● Given records:
** start **
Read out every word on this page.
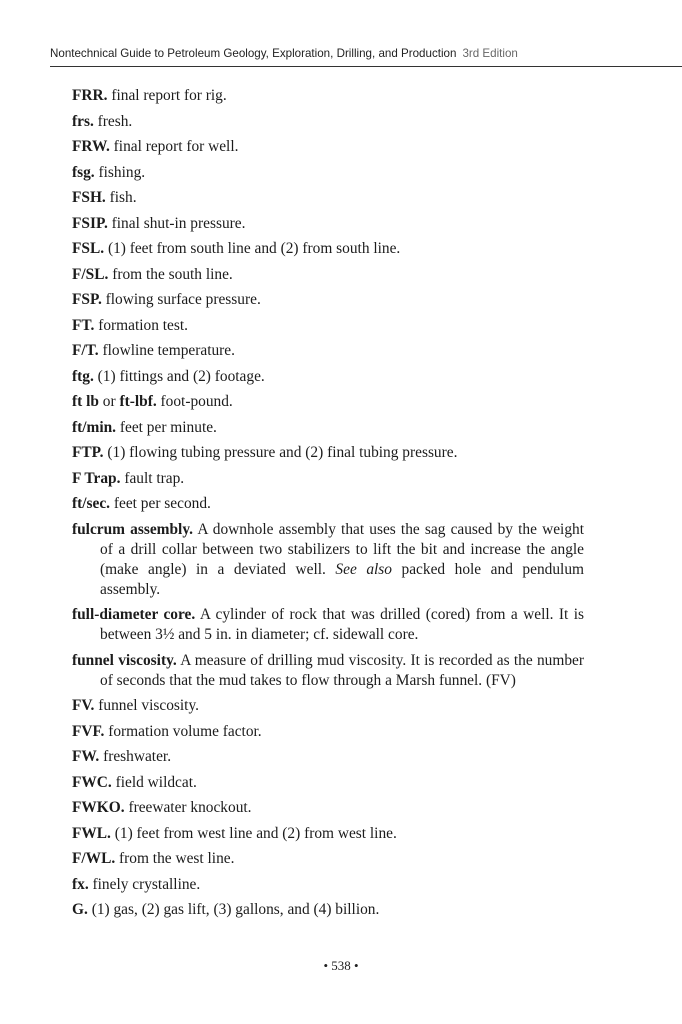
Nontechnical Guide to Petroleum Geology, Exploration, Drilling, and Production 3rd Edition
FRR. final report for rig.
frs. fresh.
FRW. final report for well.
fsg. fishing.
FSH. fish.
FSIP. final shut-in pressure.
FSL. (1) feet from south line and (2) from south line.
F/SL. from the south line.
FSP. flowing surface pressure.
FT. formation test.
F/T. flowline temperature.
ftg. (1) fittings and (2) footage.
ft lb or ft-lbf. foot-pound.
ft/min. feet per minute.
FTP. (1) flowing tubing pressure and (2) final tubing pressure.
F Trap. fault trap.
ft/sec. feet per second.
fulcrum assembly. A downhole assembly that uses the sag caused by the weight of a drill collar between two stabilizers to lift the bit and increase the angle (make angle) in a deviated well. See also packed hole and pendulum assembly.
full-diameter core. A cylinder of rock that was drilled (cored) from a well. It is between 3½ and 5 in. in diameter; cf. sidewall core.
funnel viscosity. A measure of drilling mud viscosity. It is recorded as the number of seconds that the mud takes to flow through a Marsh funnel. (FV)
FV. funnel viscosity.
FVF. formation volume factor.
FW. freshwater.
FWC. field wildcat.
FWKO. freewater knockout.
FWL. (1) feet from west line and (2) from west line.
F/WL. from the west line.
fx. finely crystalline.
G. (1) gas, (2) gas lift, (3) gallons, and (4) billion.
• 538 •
** end **
** start **
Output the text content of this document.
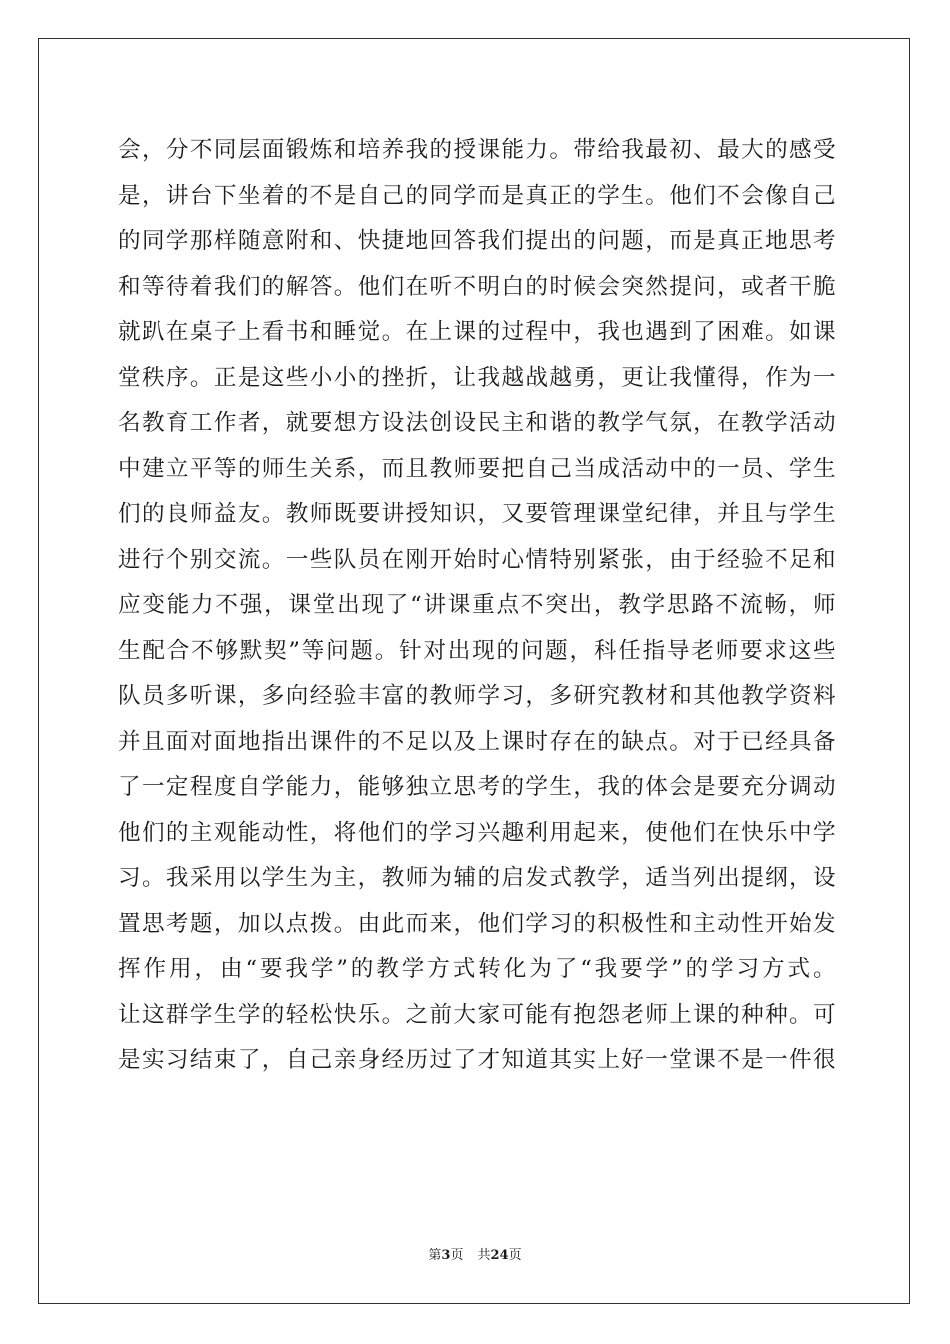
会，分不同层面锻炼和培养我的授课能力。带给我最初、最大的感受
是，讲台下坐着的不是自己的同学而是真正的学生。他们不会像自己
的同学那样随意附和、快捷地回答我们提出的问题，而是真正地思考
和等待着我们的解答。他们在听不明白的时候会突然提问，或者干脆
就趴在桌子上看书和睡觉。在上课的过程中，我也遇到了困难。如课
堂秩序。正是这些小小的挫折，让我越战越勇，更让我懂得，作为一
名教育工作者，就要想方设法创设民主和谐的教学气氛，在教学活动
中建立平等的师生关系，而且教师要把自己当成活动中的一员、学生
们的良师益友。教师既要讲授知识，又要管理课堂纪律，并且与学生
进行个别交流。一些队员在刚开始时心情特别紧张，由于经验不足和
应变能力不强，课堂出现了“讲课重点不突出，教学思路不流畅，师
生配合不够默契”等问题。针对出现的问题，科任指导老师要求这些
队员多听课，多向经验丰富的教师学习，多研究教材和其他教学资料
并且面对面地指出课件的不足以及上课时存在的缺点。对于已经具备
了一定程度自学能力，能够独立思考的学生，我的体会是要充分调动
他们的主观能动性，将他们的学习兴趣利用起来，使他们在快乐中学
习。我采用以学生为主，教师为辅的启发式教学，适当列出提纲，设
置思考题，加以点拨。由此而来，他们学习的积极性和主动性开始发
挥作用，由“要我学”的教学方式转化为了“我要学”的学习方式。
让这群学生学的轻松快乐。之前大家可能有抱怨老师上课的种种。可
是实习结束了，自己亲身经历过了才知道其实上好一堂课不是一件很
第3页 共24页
** end **
● Set problem: Return a copy of every line that includes the word "from".

● The reply:
FSL. (1) feet from south line and (2) from south line.
F/SL. from the south line.
full-diameter core. A cylinder of rock that was drilled (cored) from a well. It is between 3½ and 5 in. in diameter; cf. sidewall core.
FWL. (1) feet from west line and (2) from west line.
F/WL. from the west line.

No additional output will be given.